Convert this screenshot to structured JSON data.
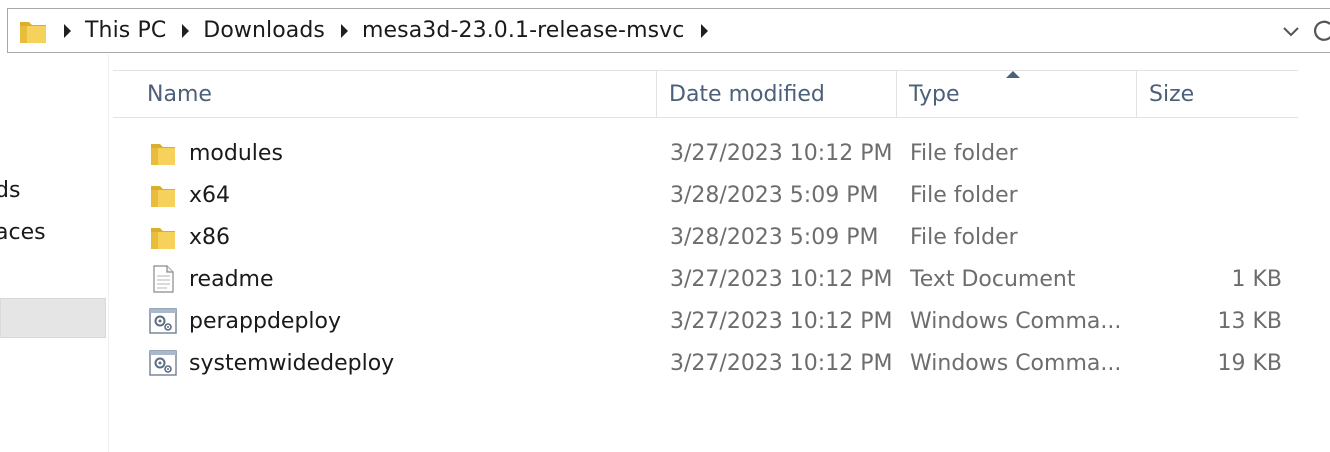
{
  "address_bar": {
    "crumbs": [
      "This PC",
      "Downloads",
      "mesa3d-23.0.1-release-msvc"
    ],
    "icon": "folder-icon",
    "dropdown_icon": "chevron-down-icon",
    "refresh_icon": "refresh-icon"
  },
  "nav_pane": {
    "items": [
      "ds",
      "aces"
    ]
  },
  "columns": {
    "name": "Name",
    "date": "Date modified",
    "type": "Type",
    "size": "Size",
    "sorted_by": "type",
    "sort_direction": "ascending"
  },
  "files": [
    {
      "name": "modules",
      "date": "3/27/2023 10:12 PM",
      "type": "File folder",
      "size": "",
      "icon": "folder-icon"
    },
    {
      "name": "x64",
      "date": "3/28/2023 5:09 PM",
      "type": "File folder",
      "size": "",
      "icon": "folder-icon"
    },
    {
      "name": "x86",
      "date": "3/28/2023 5:09 PM",
      "type": "File folder",
      "size": "",
      "icon": "folder-icon"
    },
    {
      "name": "readme",
      "date": "3/27/2023 10:12 PM",
      "type": "Text Document",
      "size": "1 KB",
      "icon": "text-document-icon"
    },
    {
      "name": "perappdeploy",
      "date": "3/27/2023 10:12 PM",
      "type": "Windows Comma...",
      "size": "13 KB",
      "icon": "command-script-icon"
    },
    {
      "name": "systemwidedeploy",
      "date": "3/27/2023 10:12 PM",
      "type": "Windows Comma...",
      "size": "19 KB",
      "icon": "command-script-icon"
    }
  ],
  "colors": {
    "header_text": "#4c607a",
    "detail_text": "#6d6d6d",
    "folder_yellow": "#f3c640"
  }
}
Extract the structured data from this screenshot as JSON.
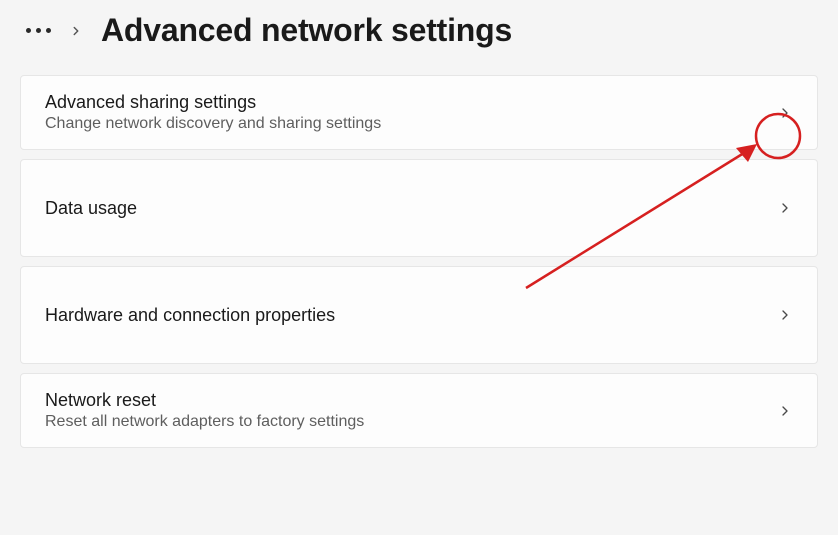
{
  "header": {
    "title": "Advanced network settings"
  },
  "items": [
    {
      "title": "Advanced sharing settings",
      "subtitle": "Change network discovery and sharing settings"
    },
    {
      "title": "Data usage",
      "subtitle": ""
    },
    {
      "title": "Hardware and connection properties",
      "subtitle": ""
    },
    {
      "title": "Network reset",
      "subtitle": "Reset all network adapters to factory settings"
    }
  ]
}
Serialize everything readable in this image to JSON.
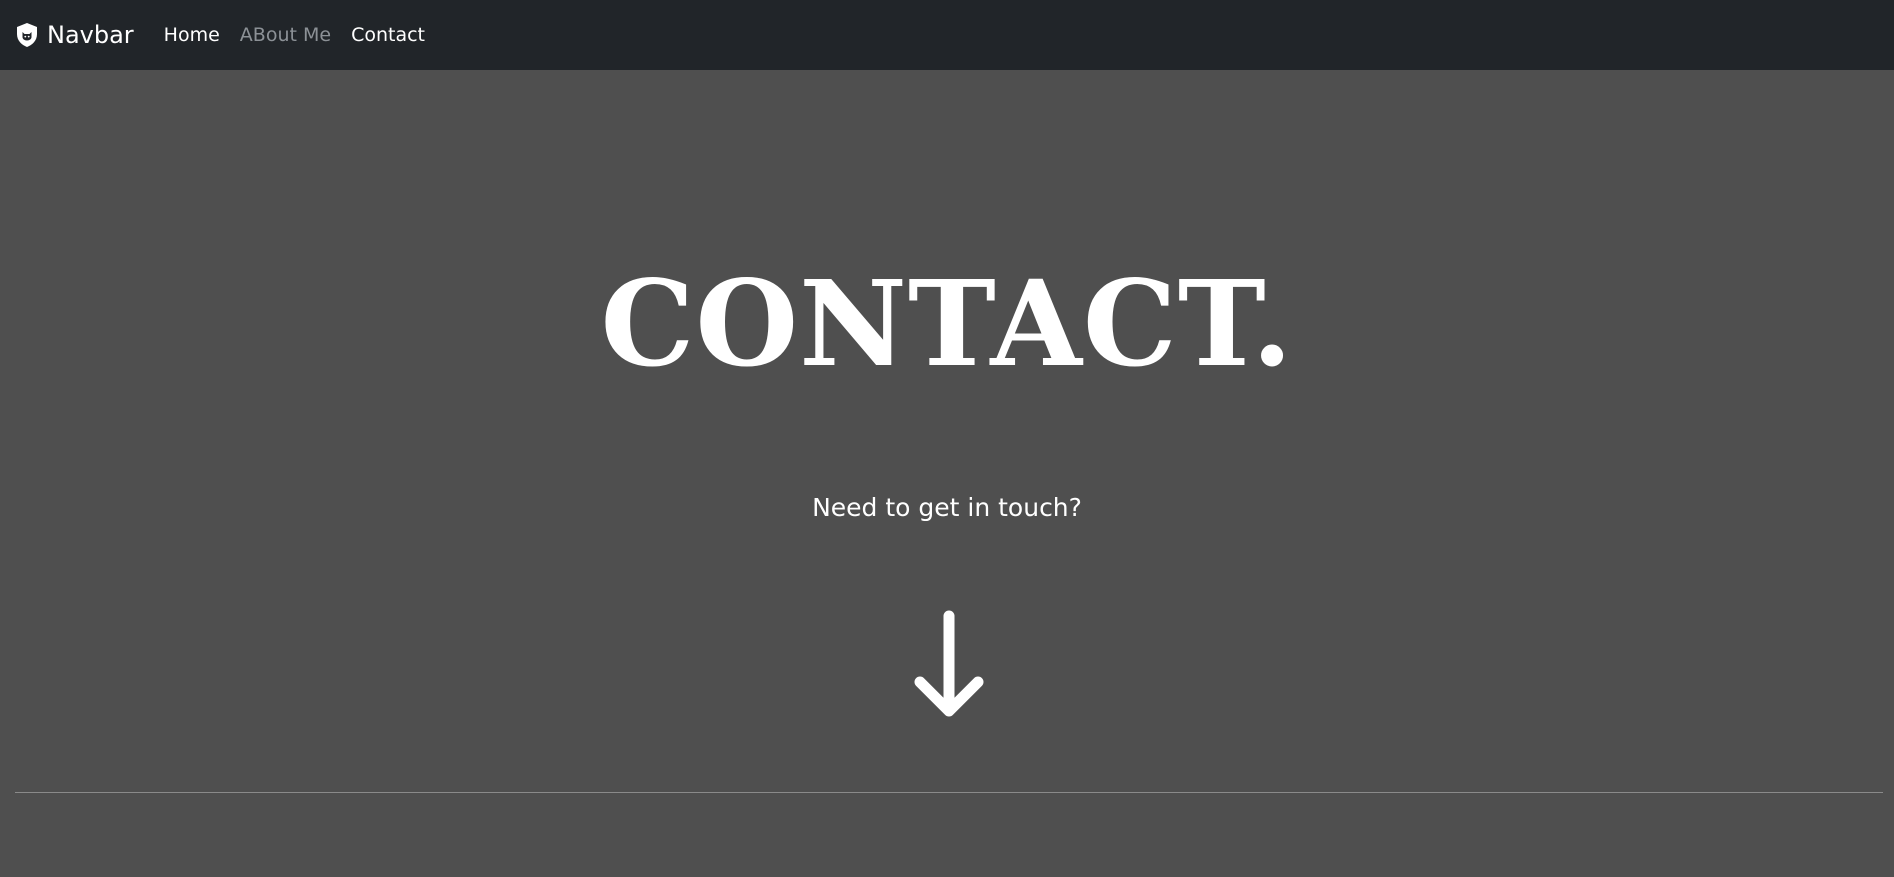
{
  "navbar": {
    "brand_label": "Navbar",
    "brand_icon": "shield-cat-icon",
    "links": [
      {
        "label": "Home",
        "state": "active"
      },
      {
        "label": "ABout Me",
        "state": "muted"
      },
      {
        "label": "Contact",
        "state": "normal"
      }
    ]
  },
  "hero": {
    "title": "CONTACT.",
    "subtitle": "Need to get in touch?",
    "arrow_icon": "arrow-down-icon"
  },
  "colors": {
    "navbar_bg": "#212529",
    "page_bg": "#4f4f4f",
    "text": "#ffffff",
    "muted_link": "#8c9196",
    "divider": "#8a8a8a"
  }
}
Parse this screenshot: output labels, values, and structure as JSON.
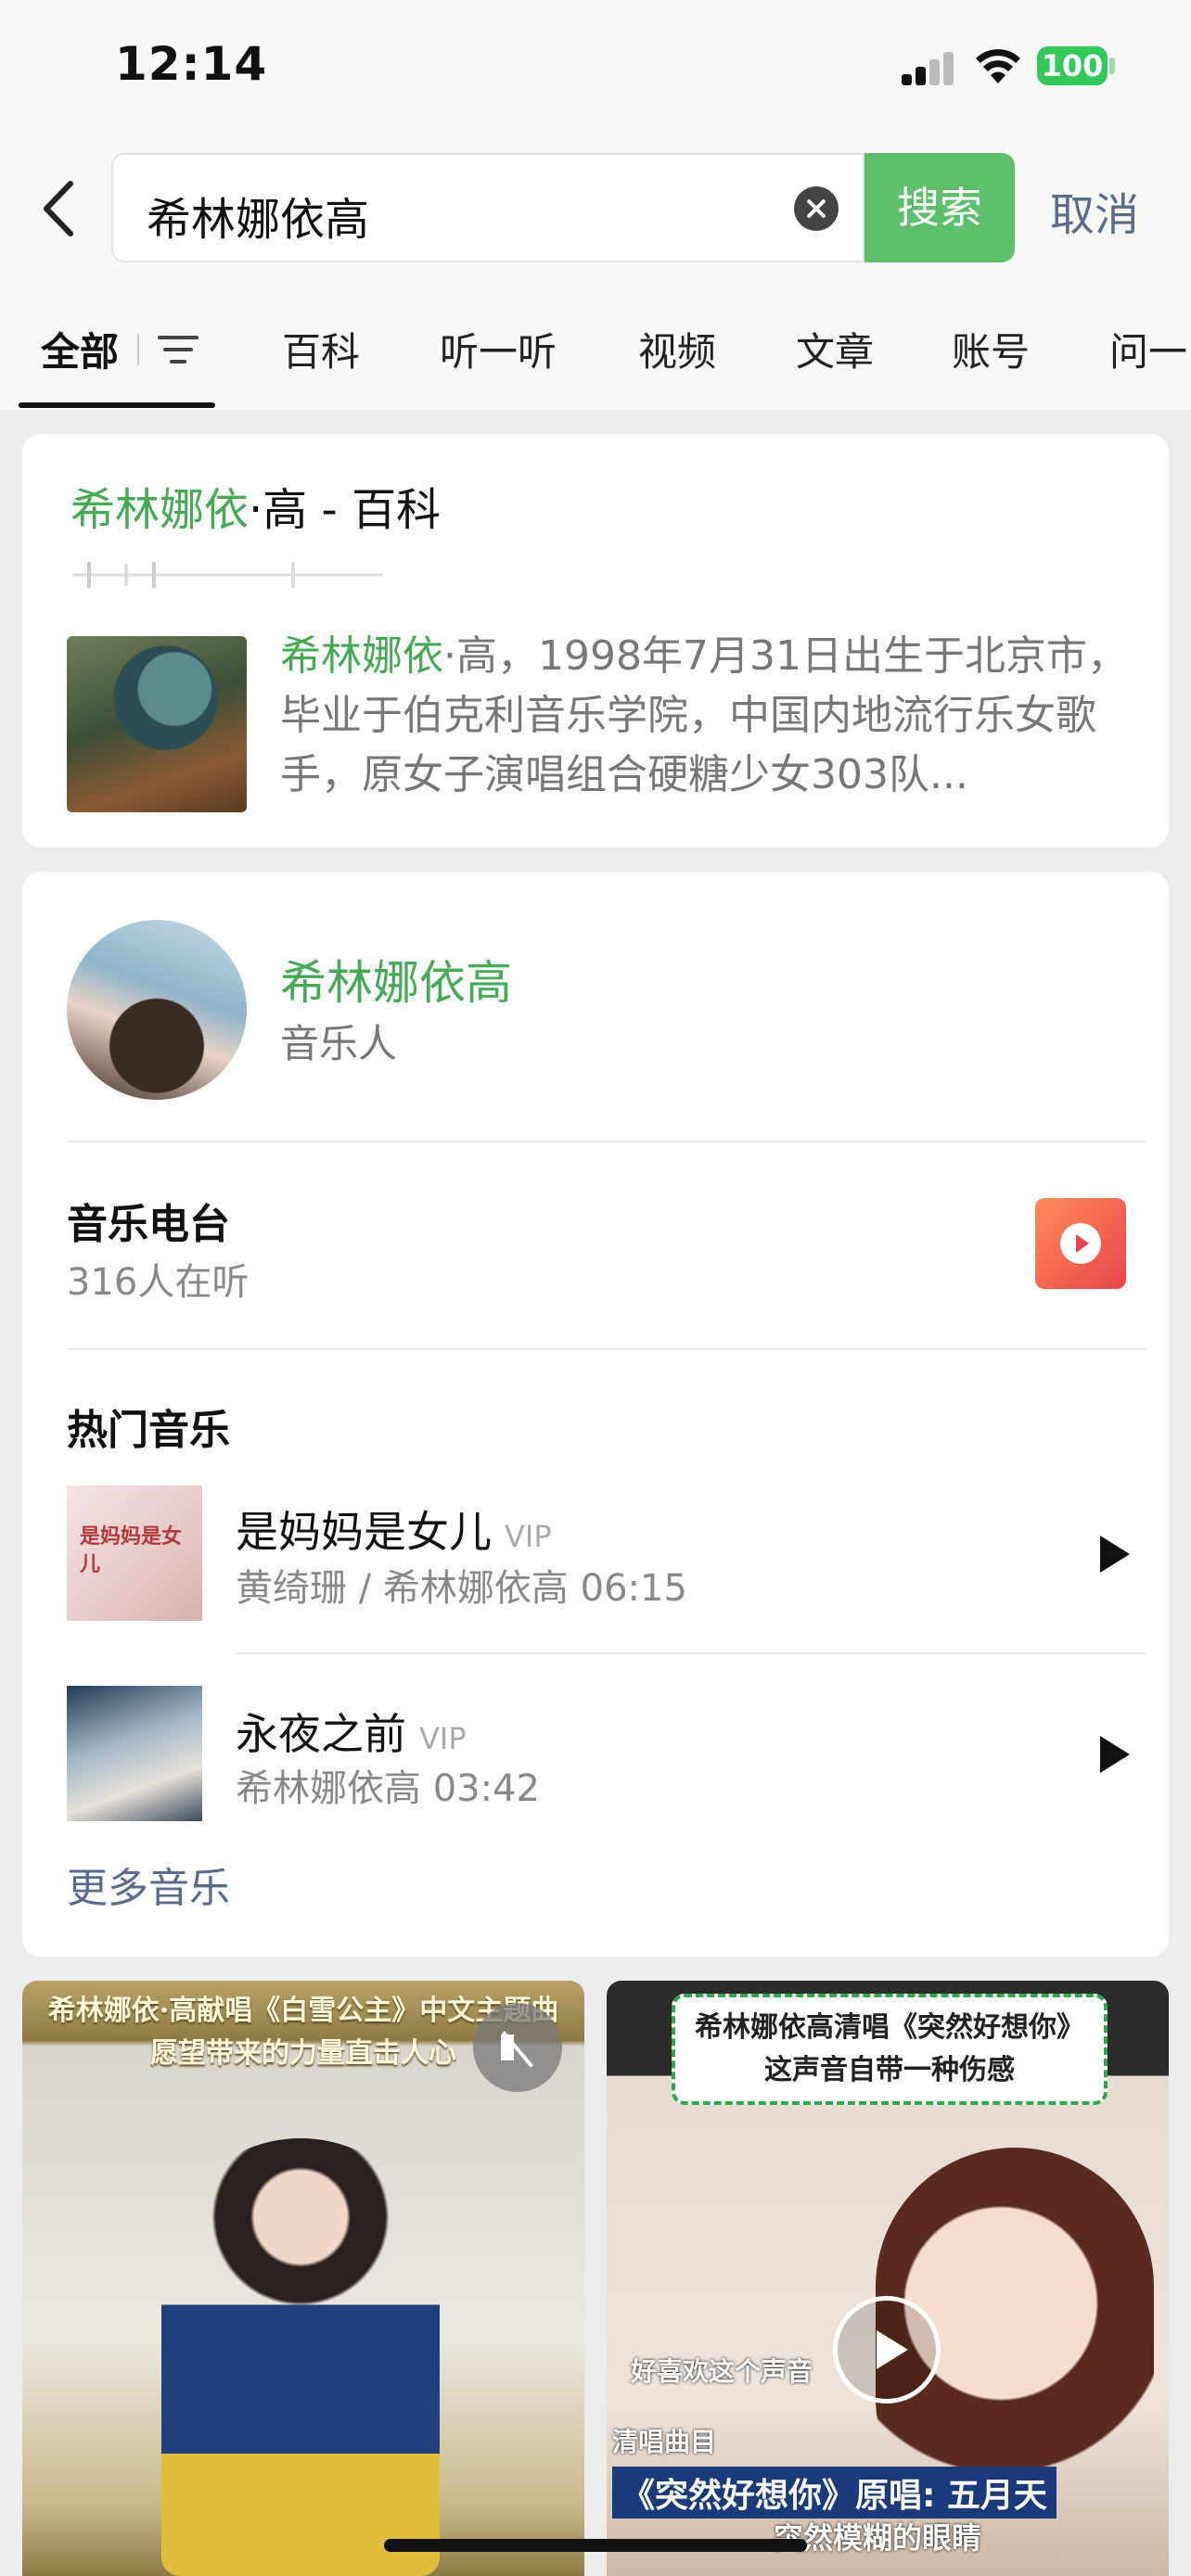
{
  "status_bar": {
    "time": "12:14",
    "battery": "100"
  },
  "search": {
    "query": "希林娜依高",
    "button": "搜索",
    "cancel": "取消"
  },
  "tabs": [
    "全部",
    "百科",
    "听一听",
    "视频",
    "文章",
    "账号",
    "问一"
  ],
  "baike": {
    "title_highlight": "希林娜依",
    "title_rest": "·高 - 百科",
    "desc_highlight": "希林娜依",
    "desc_rest": "·高，1998年7月31日出生于北京市，毕业于伯克利音乐学院，中国内地流行乐女歌手，原女子演唱组合硬糖少女303队..."
  },
  "person": {
    "name": "希林娜依高",
    "role": "音乐人"
  },
  "radio": {
    "title": "音乐电台",
    "listeners": "316人在听"
  },
  "hot_music": {
    "title": "热门音乐",
    "songs": [
      {
        "title": "是妈妈是女儿",
        "vip": "VIP",
        "meta": "黄绮珊 / 希林娜依高  06:15",
        "thumb_text": "是妈妈是女儿"
      },
      {
        "title": "永夜之前",
        "vip": "VIP",
        "meta": "希林娜依高  03:42"
      }
    ],
    "more": "更多音乐"
  },
  "videos": [
    {
      "caption_line1": "希林娜依·高献唱《白雪公主》中文主题曲",
      "caption_line2": "愿望带来的力量直击人心"
    },
    {
      "caption_line1": "希林娜依高清唱《突然好想你》",
      "caption_line2": "这声音自带一种伤感",
      "subtitle1": "好喜欢这个声音",
      "subtitle2": "清唱曲目",
      "subtitle3": "《突然好想你》原唱: 五月天",
      "subtitle4": "突然模糊的眼睛"
    }
  ],
  "colors": {
    "accent_green": "#45a956",
    "search_button": "#5dbf6b",
    "link_blue": "#5a6b8c"
  }
}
********************
Restate word for word, please, the line containing "Serialize everything readable" and all lines after it through the end of the material; the pictures do not belong in the copy.

Serialize everything readable in this image to JSON.
{
  "navbar": {
    "brand_label": "Navbar",
    "brand_icon": "shield-cat-icon",
    "links": [
      {
        "label": "Home",
        "state": "active"
      },
      {
        "label": "ABout Me",
        "state": "muted"
      },
      {
        "label": "Contact",
        "state": "normal"
      }
    ]
  },
  "hero": {
    "title": "CONTACT.",
    "subtitle": "Need to get in touch?",
    "arrow_icon": "arrow-down-icon"
  },
  "colors": {
    "navbar_bg": "#212529",
    "page_bg": "#4f4f4f",
    "text": "#ffffff",
    "muted_link": "#8c9196",
    "divider": "#8a8a8a"
  }
}
Parse this screenshot: output labels, values, and structure as JSON.
{
  "status_bar": {
    "time": "12:14",
    "battery": "100"
  },
  "search": {
    "query": "希林娜依高",
    "button": "搜索",
    "cancel": "取消"
  },
  "tabs": [
    "全部",
    "百科",
    "听一听",
    "视频",
    "文章",
    "账号",
    "问一"
  ],
  "baike": {
    "title_highlight": "希林娜依",
    "title_rest": "·高 - 百科",
    "desc_highlight": "希林娜依",
    "desc_rest": "·高，1998年7月31日出生于北京市，毕业于伯克利音乐学院，中国内地流行乐女歌手，原女子演唱组合硬糖少女303队..."
  },
  "person": {
    "name": "希林娜依高",
    "role": "音乐人"
  },
  "radio": {
    "title": "音乐电台",
    "listeners": "316人在听"
  },
  "hot_music": {
    "title": "热门音乐",
    "songs": [
      {
        "title": "是妈妈是女儿",
        "vip": "VIP",
        "meta": "黄绮珊 / 希林娜依高  06:15",
        "thumb_text": "是妈妈是女儿"
      },
      {
        "title": "永夜之前",
        "vip": "VIP",
        "meta": "希林娜依高  03:42"
      }
    ],
    "more": "更多音乐"
  },
  "videos": [
    {
      "caption_line1": "希林娜依·高献唱《白雪公主》中文主题曲",
      "caption_line2": "愿望带来的力量直击人心"
    },
    {
      "caption_line1": "希林娜依高清唱《突然好想你》",
      "caption_line2": "这声音自带一种伤感",
      "subtitle1": "好喜欢这个声音",
      "subtitle2": "清唱曲目",
      "subtitle3": "《突然好想你》原唱: 五月天",
      "subtitle4": "突然模糊的眼睛"
    }
  ],
  "colors": {
    "accent_green": "#45a956",
    "search_button": "#5dbf6b",
    "link_blue": "#5a6b8c"
  }
}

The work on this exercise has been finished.